== SUPPLIED INFORMATION ==
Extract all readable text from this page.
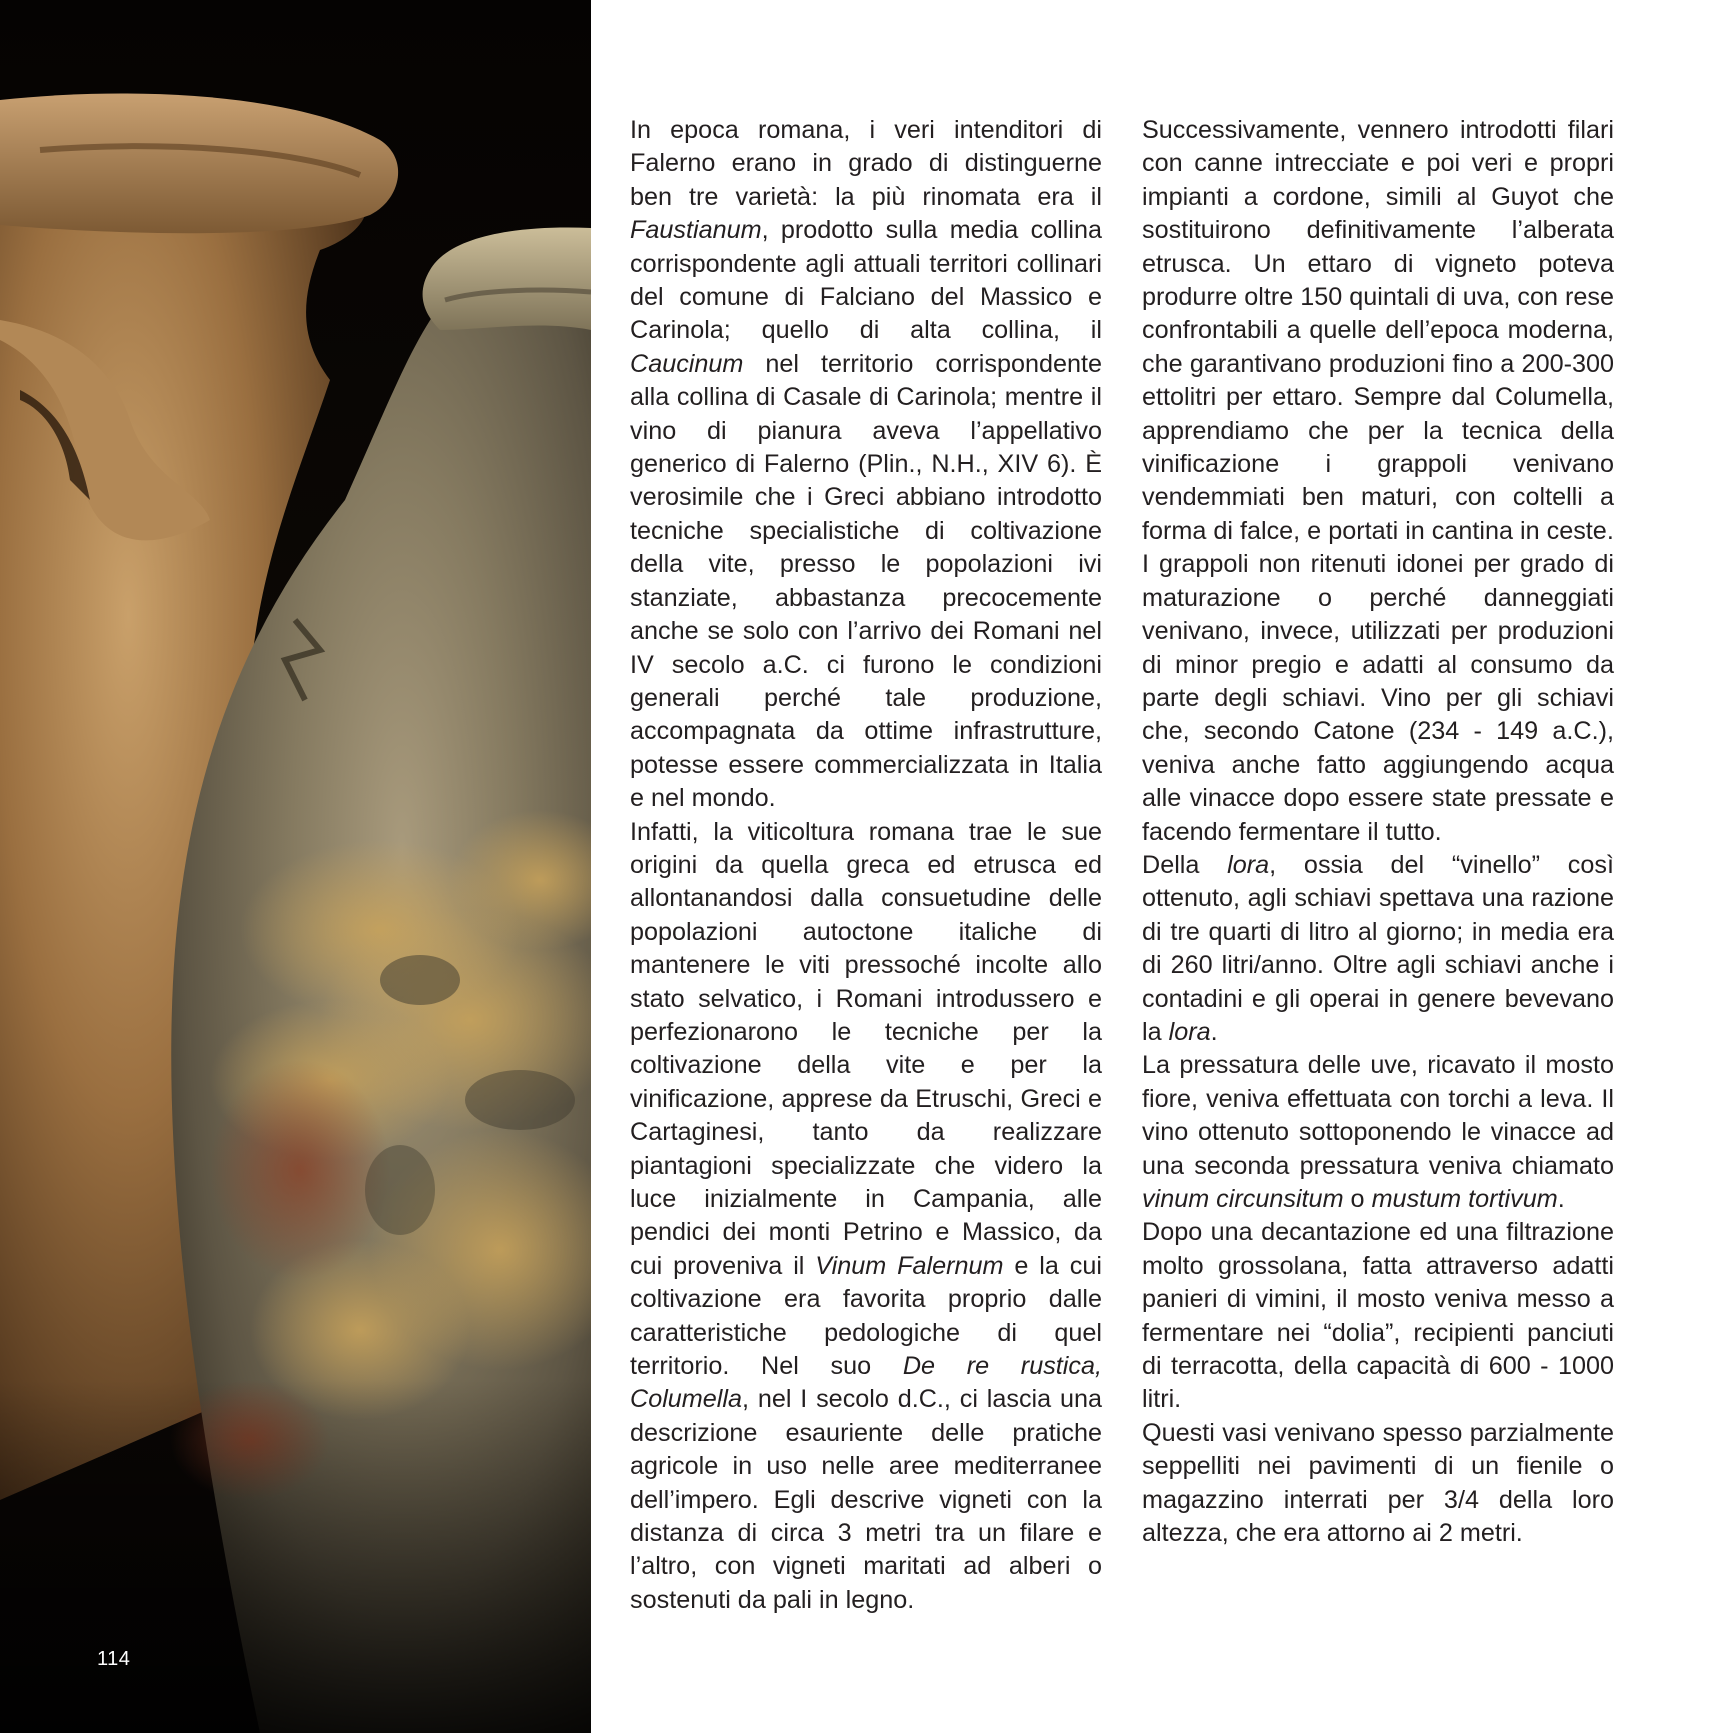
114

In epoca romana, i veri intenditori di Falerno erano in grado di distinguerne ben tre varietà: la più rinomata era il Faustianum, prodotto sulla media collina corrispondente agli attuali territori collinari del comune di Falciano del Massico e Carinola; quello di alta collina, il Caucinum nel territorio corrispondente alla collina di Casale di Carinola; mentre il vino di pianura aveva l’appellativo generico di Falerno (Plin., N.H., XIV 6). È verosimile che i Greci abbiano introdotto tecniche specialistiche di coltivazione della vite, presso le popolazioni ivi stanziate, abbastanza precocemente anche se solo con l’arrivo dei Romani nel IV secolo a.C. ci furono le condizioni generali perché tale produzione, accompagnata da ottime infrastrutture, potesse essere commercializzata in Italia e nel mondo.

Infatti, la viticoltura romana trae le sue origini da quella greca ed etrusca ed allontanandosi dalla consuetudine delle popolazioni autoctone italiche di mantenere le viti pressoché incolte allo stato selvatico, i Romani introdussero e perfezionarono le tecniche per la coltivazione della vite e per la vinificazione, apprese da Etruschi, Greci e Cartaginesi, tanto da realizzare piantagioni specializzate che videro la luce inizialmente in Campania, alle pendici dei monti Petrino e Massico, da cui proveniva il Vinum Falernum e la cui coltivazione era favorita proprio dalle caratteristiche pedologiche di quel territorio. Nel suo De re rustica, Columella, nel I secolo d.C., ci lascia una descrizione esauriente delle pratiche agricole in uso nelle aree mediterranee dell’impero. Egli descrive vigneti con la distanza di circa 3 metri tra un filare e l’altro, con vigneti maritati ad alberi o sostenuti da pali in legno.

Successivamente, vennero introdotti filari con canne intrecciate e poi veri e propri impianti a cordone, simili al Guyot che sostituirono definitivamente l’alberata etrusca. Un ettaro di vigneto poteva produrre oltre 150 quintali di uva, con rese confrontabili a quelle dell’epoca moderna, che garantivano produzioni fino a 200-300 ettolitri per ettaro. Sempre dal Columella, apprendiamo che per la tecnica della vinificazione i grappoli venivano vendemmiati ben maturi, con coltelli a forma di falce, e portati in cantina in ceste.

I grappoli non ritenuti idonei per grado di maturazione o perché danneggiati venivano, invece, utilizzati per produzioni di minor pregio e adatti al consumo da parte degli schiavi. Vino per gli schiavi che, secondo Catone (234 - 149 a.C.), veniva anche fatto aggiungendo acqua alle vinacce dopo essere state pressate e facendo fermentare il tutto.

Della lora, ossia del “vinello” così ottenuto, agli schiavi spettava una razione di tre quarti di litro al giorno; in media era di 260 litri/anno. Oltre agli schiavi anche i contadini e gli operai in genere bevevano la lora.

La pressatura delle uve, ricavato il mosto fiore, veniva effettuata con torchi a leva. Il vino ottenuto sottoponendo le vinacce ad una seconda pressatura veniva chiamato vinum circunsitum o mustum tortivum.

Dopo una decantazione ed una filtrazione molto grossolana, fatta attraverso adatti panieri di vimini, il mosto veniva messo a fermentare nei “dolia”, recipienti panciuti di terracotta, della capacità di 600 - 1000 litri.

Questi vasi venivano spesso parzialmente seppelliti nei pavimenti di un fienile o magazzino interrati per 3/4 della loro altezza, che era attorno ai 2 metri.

== REQUIREMENT ==
All of the material above is to be copied exactly, except for its images.

== ANSWER TO THIS PROBLEM ==
Extract all readable text from this page.
114

In epoca romana, i veri intenditori di Falerno erano in grado di distinguerne ben tre varietà: la più rinomata era il Faustianum, prodotto sulla media collina corrispondente agli attuali territori collinari del comune di Falciano del Massico e Carinola; quello di alta collina, il Caucinum nel territorio corrispondente alla collina di Casale di Carinola; mentre il vino di pianura aveva l’appellativo generico di Falerno (Plin., N.H., XIV 6). È verosimile che i Greci abbiano introdotto tecniche specialistiche di coltivazione della vite, presso le popolazioni ivi stanziate, abbastanza precocemente anche se solo con l’arrivo dei Romani nel IV secolo a.C. ci furono le condizioni generali perché tale produzione, accompagnata da ottime infrastrutture, potesse essere commercializzata in Italia e nel mondo.

Infatti, la viticoltura romana trae le sue origini da quella greca ed etrusca ed allontanandosi dalla consuetudine delle popolazioni autoctone italiche di mantenere le viti pressoché incolte allo stato selvatico, i Romani introdussero e perfezionarono le tecniche per la coltivazione della vite e per la vinificazione, apprese da Etruschi, Greci e Cartaginesi, tanto da realizzare piantagioni specializzate che videro la luce inizialmente in Campania, alle pendici dei monti Petrino e Massico, da cui proveniva il Vinum Falernum e la cui coltivazione era favorita proprio dalle caratteristiche pedologiche di quel territorio. Nel suo De re rustica, Columella, nel I secolo d.C., ci lascia una descrizione esauriente delle pratiche agricole in uso nelle aree mediterranee dell’impero. Egli descrive vigneti con la distanza di circa 3 metri tra un filare e l’altro, con vigneti maritati ad alberi o sostenuti da pali in legno.

Successivamente, vennero introdotti filari con canne intrecciate e poi veri e propri impianti a cordone, simili al Guyot che sostituirono definitivamente l’alberata etrusca. Un ettaro di vigneto poteva produrre oltre 150 quintali di uva, con rese confrontabili a quelle dell’epoca moderna, che garantivano produzioni fino a 200-300 ettolitri per ettaro. Sempre dal Columella, apprendiamo che per la tecnica della vinificazione i grappoli venivano vendemmiati ben maturi, con coltelli a forma di falce, e portati in cantina in ceste.

I grappoli non ritenuti idonei per grado di maturazione o perché danneggiati venivano, invece, utilizzati per produzioni di minor pregio e adatti al consumo da parte degli schiavi. Vino per gli schiavi che, secondo Catone (234 - 149 a.C.), veniva anche fatto aggiungendo acqua alle vinacce dopo essere state pressate e facendo fermentare il tutto.

Della lora, ossia del “vinello” così ottenuto, agli schiavi spettava una razione di tre quarti di litro al giorno; in media era di 260 litri/anno. Oltre agli schiavi anche i contadini e gli operai in genere bevevano la lora.

La pressatura delle uve, ricavato il mosto fiore, veniva effettuata con torchi a leva. Il vino ottenuto sottoponendo le vinacce ad una seconda pressatura veniva chiamato vinum circunsitum o mustum tortivum.

Dopo una decantazione ed una filtrazione molto grossolana, fatta attraverso adatti panieri di vimini, il mosto veniva messo a fermentare nei “dolia”, recipienti panciuti di terracotta, della capacità di 600 - 1000 litri.

Questi vasi venivano spesso parzialmente seppelliti nei pavimenti di un fienile o magazzino interrati per 3/4 della loro altezza, che era attorno ai 2 metri.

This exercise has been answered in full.